* **EXERCISE GOAL**:
Read the entries below and pull out each line with the string "Yuzaki".

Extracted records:
┄┄┄┄┄┄┄┄┄┄

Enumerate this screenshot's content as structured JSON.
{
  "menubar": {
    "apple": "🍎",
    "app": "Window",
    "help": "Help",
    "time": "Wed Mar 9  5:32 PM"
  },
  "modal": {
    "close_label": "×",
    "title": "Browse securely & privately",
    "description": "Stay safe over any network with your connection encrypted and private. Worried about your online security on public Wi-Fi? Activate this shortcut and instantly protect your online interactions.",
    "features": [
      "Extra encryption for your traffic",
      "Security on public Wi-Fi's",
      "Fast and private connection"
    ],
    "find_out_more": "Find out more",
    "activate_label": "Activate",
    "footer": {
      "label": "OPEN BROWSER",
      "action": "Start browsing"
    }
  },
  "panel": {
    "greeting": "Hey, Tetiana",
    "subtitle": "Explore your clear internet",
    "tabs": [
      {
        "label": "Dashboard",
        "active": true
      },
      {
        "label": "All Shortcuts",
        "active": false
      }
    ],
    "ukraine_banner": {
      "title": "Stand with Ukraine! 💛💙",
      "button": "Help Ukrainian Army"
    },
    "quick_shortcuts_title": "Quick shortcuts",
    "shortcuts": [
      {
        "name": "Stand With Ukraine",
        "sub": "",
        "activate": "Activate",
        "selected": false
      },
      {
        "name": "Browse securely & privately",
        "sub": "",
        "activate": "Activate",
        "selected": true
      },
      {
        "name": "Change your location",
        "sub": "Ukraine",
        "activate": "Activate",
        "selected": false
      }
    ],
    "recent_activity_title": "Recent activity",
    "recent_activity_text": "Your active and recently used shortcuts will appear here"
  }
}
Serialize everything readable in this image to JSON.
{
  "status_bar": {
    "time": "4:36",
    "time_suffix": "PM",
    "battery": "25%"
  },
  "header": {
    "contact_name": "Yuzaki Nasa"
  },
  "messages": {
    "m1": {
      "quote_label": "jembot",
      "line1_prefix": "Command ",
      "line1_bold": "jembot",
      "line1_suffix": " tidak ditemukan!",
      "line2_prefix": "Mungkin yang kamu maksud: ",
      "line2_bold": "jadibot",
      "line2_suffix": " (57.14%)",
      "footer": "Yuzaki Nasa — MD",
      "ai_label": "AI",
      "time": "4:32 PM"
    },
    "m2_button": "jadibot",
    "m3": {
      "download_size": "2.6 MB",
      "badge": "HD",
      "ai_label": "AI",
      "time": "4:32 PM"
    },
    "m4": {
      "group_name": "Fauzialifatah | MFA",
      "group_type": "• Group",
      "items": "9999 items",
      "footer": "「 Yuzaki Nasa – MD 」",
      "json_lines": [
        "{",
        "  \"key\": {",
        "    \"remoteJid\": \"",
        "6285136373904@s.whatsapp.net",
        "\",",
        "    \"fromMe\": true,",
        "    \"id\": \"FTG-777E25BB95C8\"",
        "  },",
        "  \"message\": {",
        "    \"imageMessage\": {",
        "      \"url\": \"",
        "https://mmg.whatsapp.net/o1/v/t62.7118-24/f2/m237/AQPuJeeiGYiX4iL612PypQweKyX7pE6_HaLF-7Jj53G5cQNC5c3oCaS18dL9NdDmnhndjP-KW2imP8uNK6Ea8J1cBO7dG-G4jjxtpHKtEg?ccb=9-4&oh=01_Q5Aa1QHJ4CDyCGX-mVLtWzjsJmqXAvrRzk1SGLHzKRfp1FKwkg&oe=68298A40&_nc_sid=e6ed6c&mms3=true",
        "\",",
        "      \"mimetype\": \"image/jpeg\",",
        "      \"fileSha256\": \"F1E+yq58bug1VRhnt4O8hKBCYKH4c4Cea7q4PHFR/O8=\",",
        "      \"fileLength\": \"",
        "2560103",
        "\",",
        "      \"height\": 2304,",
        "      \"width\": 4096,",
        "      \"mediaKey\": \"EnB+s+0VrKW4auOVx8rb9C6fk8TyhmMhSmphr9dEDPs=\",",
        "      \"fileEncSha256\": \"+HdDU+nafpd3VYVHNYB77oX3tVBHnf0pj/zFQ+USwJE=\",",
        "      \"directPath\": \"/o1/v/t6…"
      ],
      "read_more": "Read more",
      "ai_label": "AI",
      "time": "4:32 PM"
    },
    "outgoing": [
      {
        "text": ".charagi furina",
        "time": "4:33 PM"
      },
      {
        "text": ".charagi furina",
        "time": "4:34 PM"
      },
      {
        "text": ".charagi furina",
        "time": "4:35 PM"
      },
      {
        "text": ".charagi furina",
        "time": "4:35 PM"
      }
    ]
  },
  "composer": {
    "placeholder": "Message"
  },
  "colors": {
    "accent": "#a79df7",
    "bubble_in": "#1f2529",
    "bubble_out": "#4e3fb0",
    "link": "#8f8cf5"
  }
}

┄┄┄┄┄┄┄┄┄┄

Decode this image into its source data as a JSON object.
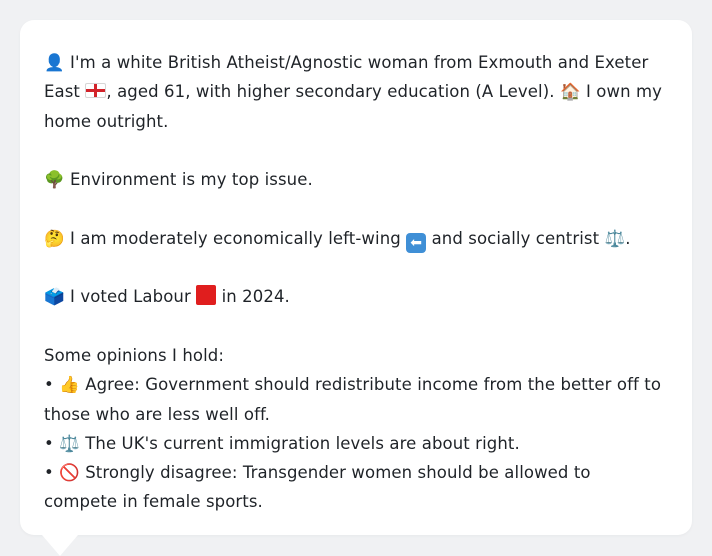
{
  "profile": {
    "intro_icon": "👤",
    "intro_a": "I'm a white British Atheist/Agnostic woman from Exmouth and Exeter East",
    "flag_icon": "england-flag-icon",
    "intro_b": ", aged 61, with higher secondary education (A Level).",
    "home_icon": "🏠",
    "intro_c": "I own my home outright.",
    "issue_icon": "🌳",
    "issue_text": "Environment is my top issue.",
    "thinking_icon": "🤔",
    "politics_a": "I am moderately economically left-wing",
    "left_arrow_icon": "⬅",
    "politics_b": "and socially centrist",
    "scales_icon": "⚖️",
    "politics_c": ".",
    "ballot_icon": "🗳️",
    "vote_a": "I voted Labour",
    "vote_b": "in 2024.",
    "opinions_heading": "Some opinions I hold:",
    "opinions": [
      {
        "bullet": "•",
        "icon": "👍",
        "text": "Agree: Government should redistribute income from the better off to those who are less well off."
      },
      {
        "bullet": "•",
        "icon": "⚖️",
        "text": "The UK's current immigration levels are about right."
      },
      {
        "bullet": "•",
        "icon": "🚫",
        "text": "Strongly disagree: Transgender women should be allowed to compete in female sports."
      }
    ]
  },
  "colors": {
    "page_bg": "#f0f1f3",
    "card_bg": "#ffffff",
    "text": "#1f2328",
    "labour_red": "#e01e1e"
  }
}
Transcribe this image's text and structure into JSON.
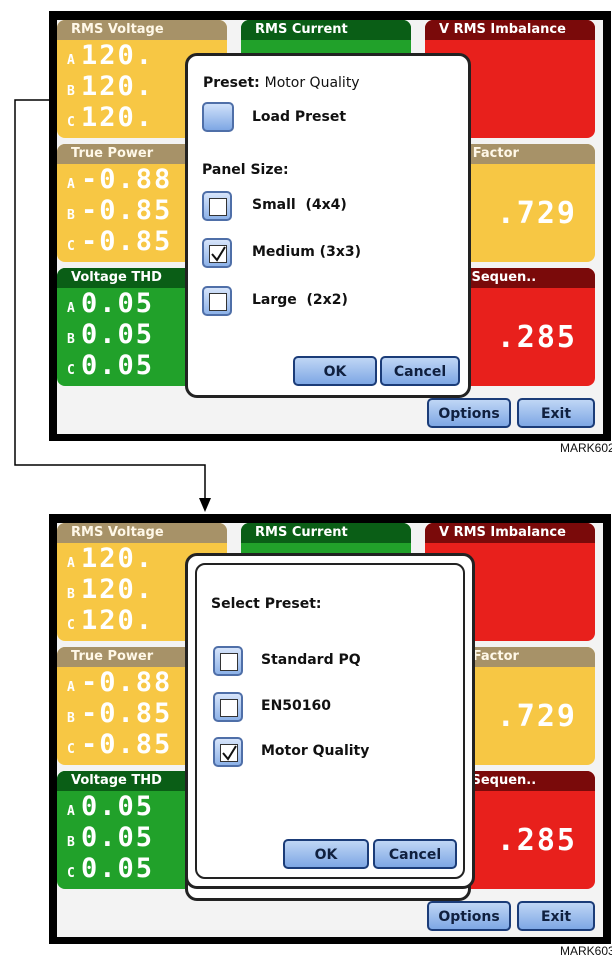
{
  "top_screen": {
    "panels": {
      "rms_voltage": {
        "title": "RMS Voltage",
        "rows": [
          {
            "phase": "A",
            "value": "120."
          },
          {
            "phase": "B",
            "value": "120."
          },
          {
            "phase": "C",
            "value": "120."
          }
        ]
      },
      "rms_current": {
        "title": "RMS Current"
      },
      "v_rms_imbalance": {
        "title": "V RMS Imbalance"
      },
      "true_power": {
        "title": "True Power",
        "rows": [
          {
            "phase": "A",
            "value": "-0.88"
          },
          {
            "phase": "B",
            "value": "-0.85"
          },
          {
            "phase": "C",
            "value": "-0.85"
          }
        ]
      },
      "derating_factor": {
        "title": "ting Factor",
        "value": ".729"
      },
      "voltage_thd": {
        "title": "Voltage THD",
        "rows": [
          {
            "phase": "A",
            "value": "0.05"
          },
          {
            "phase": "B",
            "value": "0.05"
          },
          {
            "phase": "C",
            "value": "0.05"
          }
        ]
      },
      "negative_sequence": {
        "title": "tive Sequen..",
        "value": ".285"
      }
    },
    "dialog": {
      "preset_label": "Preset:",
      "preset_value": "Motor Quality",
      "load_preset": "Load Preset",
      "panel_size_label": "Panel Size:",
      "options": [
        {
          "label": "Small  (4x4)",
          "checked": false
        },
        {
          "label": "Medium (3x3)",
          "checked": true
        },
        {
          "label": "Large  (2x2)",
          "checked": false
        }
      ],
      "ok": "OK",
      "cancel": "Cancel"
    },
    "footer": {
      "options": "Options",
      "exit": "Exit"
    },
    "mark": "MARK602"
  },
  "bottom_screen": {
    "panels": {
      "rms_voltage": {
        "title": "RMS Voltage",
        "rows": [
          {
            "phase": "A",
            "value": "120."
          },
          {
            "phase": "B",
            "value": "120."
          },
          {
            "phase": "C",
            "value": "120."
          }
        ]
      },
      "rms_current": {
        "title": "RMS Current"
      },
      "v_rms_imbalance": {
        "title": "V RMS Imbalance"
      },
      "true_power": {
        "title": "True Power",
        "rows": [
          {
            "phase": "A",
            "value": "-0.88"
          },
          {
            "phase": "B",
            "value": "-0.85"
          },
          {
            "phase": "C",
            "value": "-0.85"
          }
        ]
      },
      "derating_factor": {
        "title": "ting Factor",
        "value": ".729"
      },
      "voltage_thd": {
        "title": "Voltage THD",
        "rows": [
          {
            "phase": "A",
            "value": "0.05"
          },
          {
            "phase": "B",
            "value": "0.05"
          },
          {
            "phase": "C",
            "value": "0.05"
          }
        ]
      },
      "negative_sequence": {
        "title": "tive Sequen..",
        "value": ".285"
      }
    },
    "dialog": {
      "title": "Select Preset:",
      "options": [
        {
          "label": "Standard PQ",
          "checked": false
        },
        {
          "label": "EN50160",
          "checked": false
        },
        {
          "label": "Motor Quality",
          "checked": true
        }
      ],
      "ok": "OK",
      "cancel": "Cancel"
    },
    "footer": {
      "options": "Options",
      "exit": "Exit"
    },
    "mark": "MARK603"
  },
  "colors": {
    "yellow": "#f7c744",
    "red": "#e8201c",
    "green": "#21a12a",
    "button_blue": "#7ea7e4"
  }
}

┄┄┄┄┄┄┄┄┄┄

* **EXERCISE SOLUTION**:
    "contact_name": "Yuzaki Nasa"
      "footer": "Yuzaki Nasa — MD",
      "footer": "「 Yuzaki Nasa – MD 」",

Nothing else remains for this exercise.